**Task objective**
Pick out every line of the material that contains the string "Sellers", matching case.

==== Task data

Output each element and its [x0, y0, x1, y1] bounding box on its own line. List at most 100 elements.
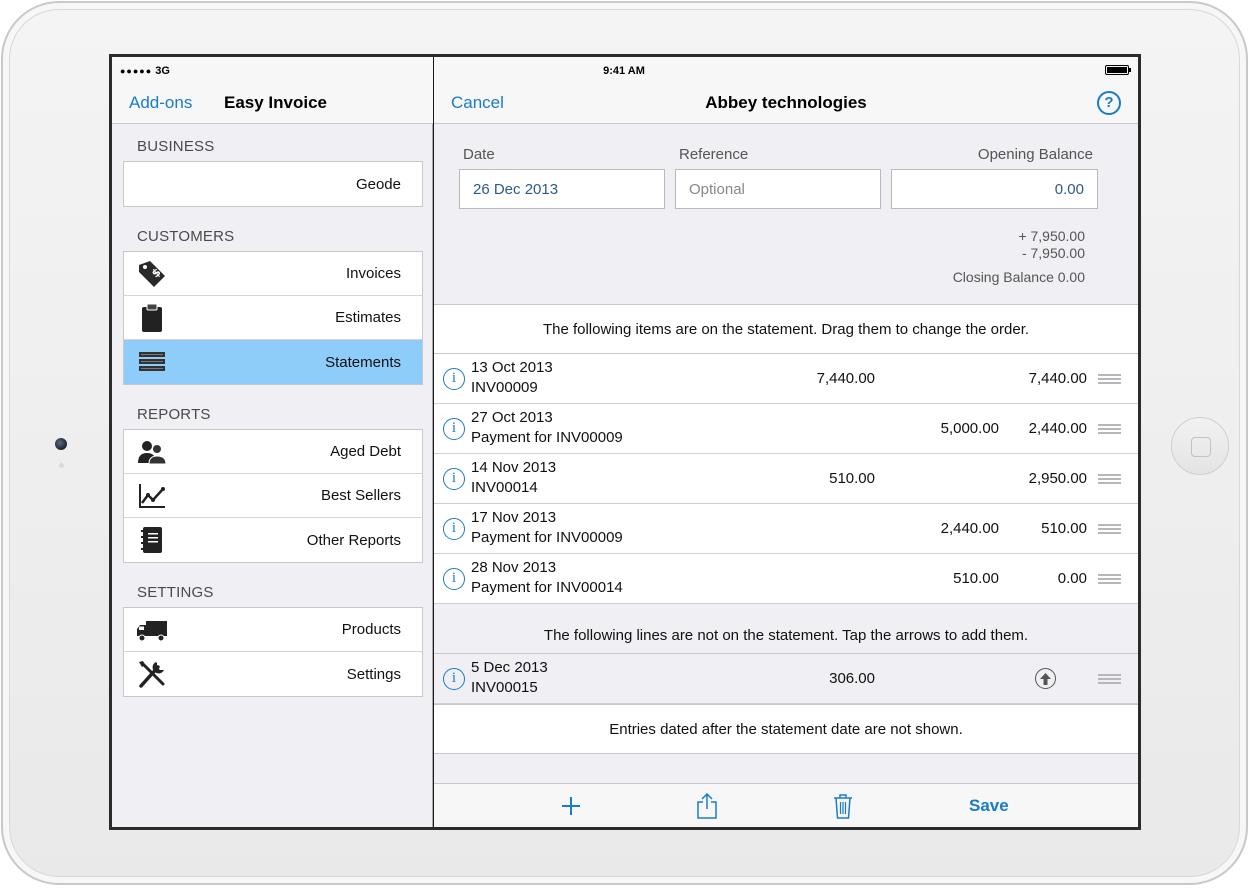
- total-credits: - 7,950.00: [1021, 245, 1085, 261]
- entry-balance: 0.00: [1057, 570, 1087, 587]
- sidebar-item-products[interactable]: Products: [124, 608, 422, 652]
- sensor: [59, 463, 64, 468]
- people-icon: [136, 437, 168, 467]
- help-icon[interactable]: ?: [1097, 91, 1121, 115]
- table-row[interactable]: i 13 Oct 2013 INV00009 7,440.00 7,440.00: [434, 354, 1138, 404]
- info-icon[interactable]: i: [443, 368, 465, 390]
- entry-date: 5 Dec 2013: [471, 659, 548, 676]
- price-tag-icon: $: [136, 259, 168, 289]
- table-row[interactable]: i 28 Nov 2013 Payment for INV00014 510.0…: [434, 554, 1138, 604]
- tools-icon: [136, 659, 168, 689]
- section-business: BUSINESS: [137, 138, 215, 155]
- settings-group: Products Settings: [123, 607, 423, 697]
- entry-balance: 7,440.00: [1028, 370, 1087, 387]
- entry-description: Payment for INV00014: [471, 579, 623, 596]
- on-statement-notice: The following items are on the statement…: [542, 321, 1030, 338]
- sidebar-item-settings[interactable]: Settings: [124, 652, 422, 696]
- sidebar-item-other-reports[interactable]: Other Reports: [124, 518, 422, 562]
- entry-description: INV00014: [471, 479, 538, 496]
- entry-date: 17 Nov 2013: [471, 509, 557, 526]
- sidebar-item-label: Products: [341, 621, 401, 638]
- sidebar-item-label: Best Sellers: [320, 487, 401, 504]
- drag-handle-icon[interactable]: [1098, 574, 1121, 584]
- opening-balance-label: Opening Balance: [977, 146, 1093, 163]
- entry-balance: 2,950.00: [1028, 470, 1087, 487]
- section-customers: CUSTOMERS: [137, 228, 235, 245]
- sidebar-item-estimates[interactable]: Estimates: [124, 296, 422, 340]
- entry-date: 14 Nov 2013: [471, 459, 557, 476]
- entry-description: INV00015: [471, 679, 538, 696]
- entry-credit: 2,440.00: [940, 520, 999, 537]
- reference-field[interactable]: Optional: [675, 169, 881, 209]
- sidebar-item-label: Other Reports: [306, 531, 401, 549]
- drag-handle-icon[interactable]: [1098, 374, 1121, 384]
- drag-handle-icon[interactable]: [1098, 674, 1121, 684]
- entry-description: Payment for INV00009: [471, 529, 623, 546]
- table-row-off-statement[interactable]: i 5 Dec 2013 INV00015 306.00: [434, 654, 1138, 704]
- camera: [55, 438, 67, 450]
- reference-label: Reference: [679, 146, 749, 163]
- sidebar-item-label: Estimates: [335, 309, 401, 326]
- sidebar-item-best-sellers[interactable]: Best Sellers: [124, 474, 422, 518]
- on-statement-band: The following items are on the statement…: [434, 304, 1138, 354]
- sidebar-item-aged-debt[interactable]: Aged Debt: [124, 430, 422, 474]
- arrow-up-icon[interactable]: [1035, 668, 1056, 689]
- sidebar-item-label: Aged Debt: [330, 443, 401, 460]
- business-item-label: Geode: [355, 175, 401, 193]
- business-item-geode[interactable]: Geode: [124, 162, 422, 206]
- detail-panel: 9:41 AM Cancel Abbey technologies ? Date…: [434, 57, 1138, 827]
- entry-credit: 5,000.00: [940, 420, 999, 437]
- section-settings: SETTINGS: [137, 584, 214, 601]
- sidebar-item-label: Settings: [346, 665, 401, 683]
- detail-nav-bar: 9:41 AM Cancel Abbey technologies ?: [434, 57, 1138, 124]
- business-group: Geode: [123, 161, 423, 207]
- info-icon[interactable]: i: [443, 468, 465, 490]
- bottom-toolbar: Save: [434, 783, 1138, 827]
- entry-balance: 510.00: [1041, 520, 1087, 537]
- info-icon[interactable]: i: [443, 668, 465, 690]
- line-chart-icon: [136, 481, 168, 511]
- save-button[interactable]: Save: [969, 796, 1009, 816]
- section-reports: REPORTS: [137, 406, 211, 423]
- home-button[interactable]: [1171, 417, 1229, 475]
- info-icon[interactable]: i: [443, 518, 465, 540]
- entry-date: 28 Nov 2013: [471, 559, 557, 576]
- info-icon[interactable]: i: [443, 568, 465, 590]
- notebook-icon: [136, 525, 168, 555]
- drag-handle-icon[interactable]: [1098, 524, 1121, 534]
- entry-debit: 510.00: [829, 470, 875, 487]
- screen: ●●●●● 3G Add-ons Easy Invoice BUSINESS G…: [109, 54, 1141, 830]
- date-label: Date: [463, 146, 495, 163]
- add-icon[interactable]: [558, 793, 584, 819]
- table-row[interactable]: i 17 Nov 2013 Payment for INV00009 2,440…: [434, 504, 1138, 554]
- drag-handle-icon[interactable]: [1098, 474, 1121, 484]
- divider: [434, 753, 1138, 754]
- drag-handle-icon[interactable]: [1098, 424, 1121, 434]
- date-field[interactable]: 26 Dec 2013: [459, 169, 665, 209]
- sidebar-item-label: Statements: [325, 353, 401, 371]
- reports-group: Aged Debt Best Sellers Other Reports: [123, 429, 423, 563]
- sidebar-item-invoices[interactable]: $ Invoices: [124, 252, 422, 296]
- status-carrier: ●●●●● 3G: [120, 65, 170, 77]
- trash-icon[interactable]: [830, 793, 856, 819]
- entry-date: 27 Oct 2013: [471, 409, 553, 426]
- addons-button[interactable]: Add-ons: [129, 93, 192, 113]
- sidebar-item-label: Invoices: [345, 265, 401, 282]
- opening-balance-field[interactable]: 0.00: [891, 169, 1098, 209]
- customers-group: $ Invoices Estimates Statements: [123, 251, 423, 385]
- app-title: Easy Invoice: [224, 93, 328, 112]
- table-row[interactable]: i 27 Oct 2013 Payment for INV00009 5,000…: [434, 404, 1138, 454]
- table-row[interactable]: i 14 Nov 2013 INV00014 510.00 2,950.00: [434, 454, 1138, 504]
- info-icon[interactable]: i: [443, 418, 465, 440]
- closing-balance: Closing Balance 0.00: [952, 269, 1085, 285]
- entry-description: INV00009: [471, 379, 538, 396]
- clipboard-icon: [136, 303, 168, 333]
- document-stack-icon: [136, 347, 168, 377]
- share-icon[interactable]: [694, 793, 720, 819]
- truck-icon: [136, 615, 168, 645]
- sidebar-item-statements[interactable]: Statements: [124, 340, 422, 384]
- footer-notice: Entries dated after the statement date a…: [609, 721, 963, 738]
- footer-band: Entries dated after the statement date a…: [434, 704, 1138, 754]
- master-nav-bar: ●●●●● 3G Add-ons Easy Invoice: [112, 57, 433, 124]
- total-debits: + 7,950.00: [1018, 228, 1085, 244]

========

**Reply to the exercise**
- sidebar-item-label: Best Sellers: [320, 487, 401, 504]
- sidebar-item-best-sellers[interactable]: Best Sellers: [124, 474, 422, 518]
- reports-group: Aged Debt Best Sellers Other Reports: [123, 429, 423, 563]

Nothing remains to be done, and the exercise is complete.